**Required work:** Return the listing below word for word.
--- BEGIN ---
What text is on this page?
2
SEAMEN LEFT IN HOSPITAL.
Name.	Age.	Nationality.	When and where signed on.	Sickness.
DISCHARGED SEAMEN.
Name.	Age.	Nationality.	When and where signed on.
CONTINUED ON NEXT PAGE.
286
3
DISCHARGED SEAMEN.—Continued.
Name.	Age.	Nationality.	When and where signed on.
--- END ---
**Result of this task:**
What text is on this page?
2
SEAMEN LEFT IN HOSPITAL.
Name.	Age.	Nationality.	When and where signed on.	Sickness.
DISCHARGED SEAMEN.
Name.	Age.	Nationality.	When and where signed on.
CONTINUED ON NEXT PAGE.
286
3
DISCHARGED SEAMEN.—Continued.
Name.	Age.	Nationality.	When and where signed on.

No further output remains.